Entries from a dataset
[start]

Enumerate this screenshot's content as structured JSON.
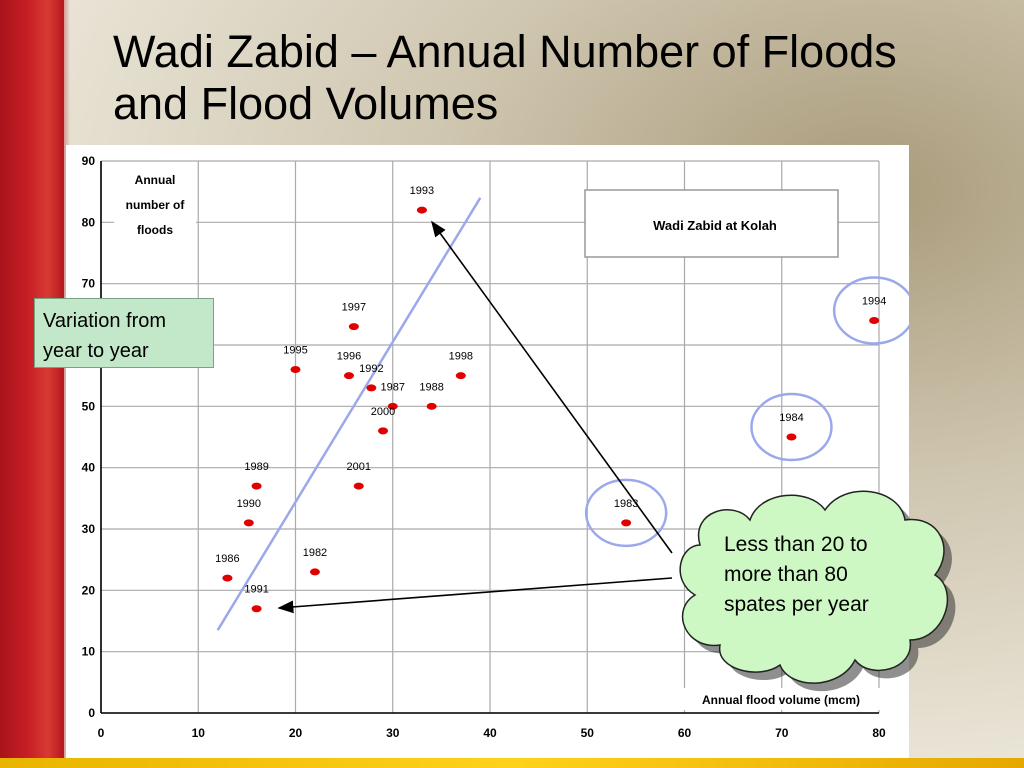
{
  "title": "Wadi Zabid – Annual Number of Floods and Flood Volumes",
  "callouts": {
    "variation": "Variation from year to year",
    "cloud": "Less than 20 to more than 80 spates per year"
  },
  "colors": {
    "accent_bar": "#c81f25",
    "point": "#e00000",
    "trend": "#9ba8ec",
    "callout_fill": "#c3e8c9",
    "cloud_fill": "#cdf8c4"
  },
  "chart_data": {
    "type": "scatter",
    "ylabel": "Annual number of floods",
    "xlabel": "Annual flood volume  (mcm)",
    "legend_box": "Wadi Zabid at Kolah",
    "xlim": [
      0,
      80
    ],
    "ylim": [
      0,
      90
    ],
    "xticks": [
      "0",
      "10",
      "20",
      "30",
      "40",
      "50",
      "60",
      "70",
      "80"
    ],
    "yticks": [
      "0",
      "10",
      "20",
      "30",
      "40",
      "50",
      "60",
      "70",
      "80",
      "90"
    ],
    "grid": true,
    "points": [
      {
        "label": "1993",
        "x": 33,
        "y": 82
      },
      {
        "label": "1997",
        "x": 26,
        "y": 63
      },
      {
        "label": "1995",
        "x": 20,
        "y": 56
      },
      {
        "label": "1996",
        "x": 25.5,
        "y": 55
      },
      {
        "label": "1992",
        "x": 27.8,
        "y": 53
      },
      {
        "label": "1998",
        "x": 37,
        "y": 55
      },
      {
        "label": "1987",
        "x": 30,
        "y": 50
      },
      {
        "label": "1988",
        "x": 34,
        "y": 50
      },
      {
        "label": "2000",
        "x": 29,
        "y": 46
      },
      {
        "label": "1989",
        "x": 16,
        "y": 37
      },
      {
        "label": "2001",
        "x": 26.5,
        "y": 37
      },
      {
        "label": "1990",
        "x": 15.2,
        "y": 31
      },
      {
        "label": "1986",
        "x": 13,
        "y": 22
      },
      {
        "label": "1982",
        "x": 22,
        "y": 23
      },
      {
        "label": "1991",
        "x": 16,
        "y": 17
      },
      {
        "label": "1983",
        "x": 54,
        "y": 31
      },
      {
        "label": "1984",
        "x": 71,
        "y": 45
      },
      {
        "label": "1994",
        "x": 79.5,
        "y": 64
      }
    ],
    "circled_years": [
      "1983",
      "1984",
      "1994"
    ],
    "trend_line": [
      {
        "x": 12,
        "y": 13.5
      },
      {
        "x": 39,
        "y": 84
      }
    ]
  }
}
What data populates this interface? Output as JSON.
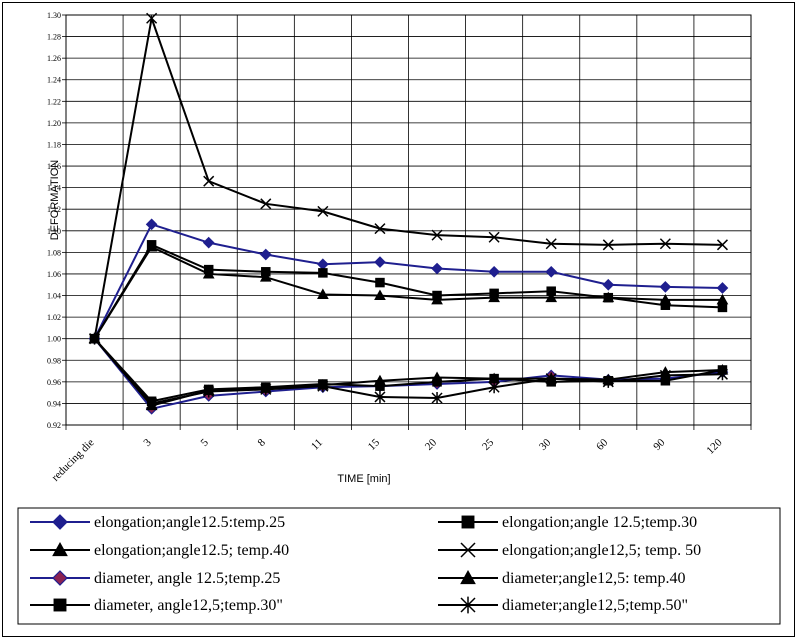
{
  "chart_data": {
    "type": "line",
    "title": "",
    "xlabel": "TIME  [min]",
    "ylabel": "DEFORMATION",
    "categories": [
      "reducing die",
      "3",
      "5",
      "8",
      "11",
      "15",
      "20",
      "25",
      "30",
      "60",
      "90",
      "120"
    ],
    "ylim": [
      0.92,
      1.3
    ],
    "ytick_step": 0.02,
    "yticks": [
      "0.92",
      "0.94",
      "0.96",
      "0.98",
      "1.00",
      "1.02",
      "1.04",
      "1.06",
      "1.08",
      "1.10",
      "1.12",
      "1.14",
      "1.16",
      "1.18",
      "1.20",
      "1.22",
      "1.24",
      "1.26",
      "1.28",
      "1.30"
    ],
    "grid": true,
    "legend_position": "bottom",
    "series": [
      {
        "name": "elongation;angle12.5:temp.25",
        "marker": "diamond",
        "color": "#1f1f8f",
        "fill": "#1f1f8f",
        "values": [
          1.0,
          1.106,
          1.089,
          1.078,
          1.069,
          1.071,
          1.065,
          1.062,
          1.062,
          1.05,
          1.048,
          1.047
        ]
      },
      {
        "name": "elongation;angle 12.5;temp.30",
        "marker": "square",
        "color": "#000000",
        "fill": "#000000",
        "values": [
          1.0,
          1.087,
          1.064,
          1.062,
          1.061,
          1.052,
          1.04,
          1.042,
          1.044,
          1.038,
          1.031,
          1.029
        ]
      },
      {
        "name": "elongation;angle12.5; temp.40",
        "marker": "triangle",
        "color": "#000000",
        "fill": "#000000",
        "values": [
          1.0,
          1.085,
          1.06,
          1.057,
          1.041,
          1.04,
          1.036,
          1.038,
          1.038,
          1.038,
          1.036,
          1.036
        ]
      },
      {
        "name": "elongation;angle12,5; temp. 50",
        "marker": "x",
        "color": "#000000",
        "fill": "none",
        "values": [
          1.0,
          1.297,
          1.146,
          1.125,
          1.118,
          1.102,
          1.096,
          1.094,
          1.088,
          1.087,
          1.088,
          1.087
        ]
      },
      {
        "name": "diameter, angle 12.5;temp.25",
        "marker": "diamond",
        "color": "#1f1f8f",
        "fill": "#8b2252",
        "values": [
          1.0,
          0.935,
          0.947,
          0.951,
          0.955,
          0.956,
          0.958,
          0.96,
          0.966,
          0.962,
          0.963,
          0.969
        ]
      },
      {
        "name": "diameter;angle12,5: temp.40",
        "marker": "triangle",
        "color": "#000000",
        "fill": "#000000",
        "values": [
          1.0,
          0.938,
          0.952,
          0.954,
          0.957,
          0.961,
          0.964,
          0.963,
          0.963,
          0.962,
          0.969,
          0.971
        ]
      },
      {
        "name": "diameter, angle12,5;temp.30\"",
        "marker": "square",
        "color": "#000000",
        "fill": "#000000",
        "values": [
          1.0,
          0.942,
          0.953,
          0.955,
          0.958,
          0.956,
          0.96,
          0.963,
          0.96,
          0.961,
          0.961,
          0.971
        ]
      },
      {
        "name": "diameter;angle12,5;temp.50\"",
        "marker": "star",
        "color": "#000000",
        "fill": "none",
        "values": [
          1.0,
          0.94,
          0.951,
          0.953,
          0.956,
          0.946,
          0.945,
          0.955,
          0.963,
          0.96,
          0.966,
          0.967
        ]
      }
    ]
  },
  "legend": {
    "rows": [
      [
        "elongation;angle12.5:temp.25",
        "elongation;angle 12.5;temp.30"
      ],
      [
        "elongation;angle12.5; temp.40",
        "elongation;angle12,5; temp. 50"
      ],
      [
        "diameter, angle 12.5;temp.25",
        "diameter;angle12,5: temp.40"
      ],
      [
        "diameter, angle12,5;temp.30\"",
        "diameter;angle12,5;temp.50\""
      ]
    ]
  }
}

[end]

*Exercise requirements*.
Pictures are excluded; repeat every record exactly.

*Response to this task*.
Enumerate this screenshot's content as structured JSON.
{
  "title": "Wadi Zabid – Annual Number of Floods and Flood Volumes",
  "callouts": {
    "variation": "Variation from year to year",
    "cloud": "Less than 20 to more than 80 spates per year"
  },
  "colors": {
    "accent_bar": "#c81f25",
    "point": "#e00000",
    "trend": "#9ba8ec",
    "callout_fill": "#c3e8c9",
    "cloud_fill": "#cdf8c4"
  },
  "chart_data": {
    "type": "scatter",
    "ylabel": "Annual number of floods",
    "xlabel": "Annual flood volume  (mcm)",
    "legend_box": "Wadi Zabid at Kolah",
    "xlim": [
      0,
      80
    ],
    "ylim": [
      0,
      90
    ],
    "xticks": [
      "0",
      "10",
      "20",
      "30",
      "40",
      "50",
      "60",
      "70",
      "80"
    ],
    "yticks": [
      "0",
      "10",
      "20",
      "30",
      "40",
      "50",
      "60",
      "70",
      "80",
      "90"
    ],
    "grid": true,
    "points": [
      {
        "label": "1993",
        "x": 33,
        "y": 82
      },
      {
        "label": "1997",
        "x": 26,
        "y": 63
      },
      {
        "label": "1995",
        "x": 20,
        "y": 56
      },
      {
        "label": "1996",
        "x": 25.5,
        "y": 55
      },
      {
        "label": "1992",
        "x": 27.8,
        "y": 53
      },
      {
        "label": "1998",
        "x": 37,
        "y": 55
      },
      {
        "label": "1987",
        "x": 30,
        "y": 50
      },
      {
        "label": "1988",
        "x": 34,
        "y": 50
      },
      {
        "label": "2000",
        "x": 29,
        "y": 46
      },
      {
        "label": "1989",
        "x": 16,
        "y": 37
      },
      {
        "label": "2001",
        "x": 26.5,
        "y": 37
      },
      {
        "label": "1990",
        "x": 15.2,
        "y": 31
      },
      {
        "label": "1986",
        "x": 13,
        "y": 22
      },
      {
        "label": "1982",
        "x": 22,
        "y": 23
      },
      {
        "label": "1991",
        "x": 16,
        "y": 17
      },
      {
        "label": "1983",
        "x": 54,
        "y": 31
      },
      {
        "label": "1984",
        "x": 71,
        "y": 45
      },
      {
        "label": "1994",
        "x": 79.5,
        "y": 64
      }
    ],
    "circled_years": [
      "1983",
      "1984",
      "1994"
    ],
    "trend_line": [
      {
        "x": 12,
        "y": 13.5
      },
      {
        "x": 39,
        "y": 84
      }
    ]
  }
}
What data populates this interface? Output as JSON.
{
  "chart_data": {
    "type": "line",
    "title": "",
    "xlabel": "TIME  [min]",
    "ylabel": "DEFORMATION",
    "categories": [
      "reducing die",
      "3",
      "5",
      "8",
      "11",
      "15",
      "20",
      "25",
      "30",
      "60",
      "90",
      "120"
    ],
    "ylim": [
      0.92,
      1.3
    ],
    "ytick_step": 0.02,
    "yticks": [
      "0.92",
      "0.94",
      "0.96",
      "0.98",
      "1.00",
      "1.02",
      "1.04",
      "1.06",
      "1.08",
      "1.10",
      "1.12",
      "1.14",
      "1.16",
      "1.18",
      "1.20",
      "1.22",
      "1.24",
      "1.26",
      "1.28",
      "1.30"
    ],
    "grid": true,
    "legend_position": "bottom",
    "series": [
      {
        "name": "elongation;angle12.5:temp.25",
        "marker": "diamond",
        "color": "#1f1f8f",
        "fill": "#1f1f8f",
        "values": [
          1.0,
          1.106,
          1.089,
          1.078,
          1.069,
          1.071,
          1.065,
          1.062,
          1.062,
          1.05,
          1.048,
          1.047
        ]
      },
      {
        "name": "elongation;angle 12.5;temp.30",
        "marker": "square",
        "color": "#000000",
        "fill": "#000000",
        "values": [
          1.0,
          1.087,
          1.064,
          1.062,
          1.061,
          1.052,
          1.04,
          1.042,
          1.044,
          1.038,
          1.031,
          1.029
        ]
      },
      {
        "name": "elongation;angle12.5; temp.40",
        "marker": "triangle",
        "color": "#000000",
        "fill": "#000000",
        "values": [
          1.0,
          1.085,
          1.06,
          1.057,
          1.041,
          1.04,
          1.036,
          1.038,
          1.038,
          1.038,
          1.036,
          1.036
        ]
      },
      {
        "name": "elongation;angle12,5; temp. 50",
        "marker": "x",
        "color": "#000000",
        "fill": "none",
        "values": [
          1.0,
          1.297,
          1.146,
          1.125,
          1.118,
          1.102,
          1.096,
          1.094,
          1.088,
          1.087,
          1.088,
          1.087
        ]
      },
      {
        "name": "diameter, angle 12.5;temp.25",
        "marker": "diamond",
        "color": "#1f1f8f",
        "fill": "#8b2252",
        "values": [
          1.0,
          0.935,
          0.947,
          0.951,
          0.955,
          0.956,
          0.958,
          0.96,
          0.966,
          0.962,
          0.963,
          0.969
        ]
      },
      {
        "name": "diameter;angle12,5: temp.40",
        "marker": "triangle",
        "color": "#000000",
        "fill": "#000000",
        "values": [
          1.0,
          0.938,
          0.952,
          0.954,
          0.957,
          0.961,
          0.964,
          0.963,
          0.963,
          0.962,
          0.969,
          0.971
        ]
      },
      {
        "name": "diameter, angle12,5;temp.30\"",
        "marker": "square",
        "color": "#000000",
        "fill": "#000000",
        "values": [
          1.0,
          0.942,
          0.953,
          0.955,
          0.958,
          0.956,
          0.96,
          0.963,
          0.96,
          0.961,
          0.961,
          0.971
        ]
      },
      {
        "name": "diameter;angle12,5;temp.50\"",
        "marker": "star",
        "color": "#000000",
        "fill": "none",
        "values": [
          1.0,
          0.94,
          0.951,
          0.953,
          0.956,
          0.946,
          0.945,
          0.955,
          0.963,
          0.96,
          0.966,
          0.967
        ]
      }
    ]
  },
  "legend": {
    "rows": [
      [
        "elongation;angle12.5:temp.25",
        "elongation;angle 12.5;temp.30"
      ],
      [
        "elongation;angle12.5; temp.40",
        "elongation;angle12,5; temp. 50"
      ],
      [
        "diameter, angle 12.5;temp.25",
        "diameter;angle12,5: temp.40"
      ],
      [
        "diameter, angle12,5;temp.30\"",
        "diameter;angle12,5;temp.50\""
      ]
    ]
  }
}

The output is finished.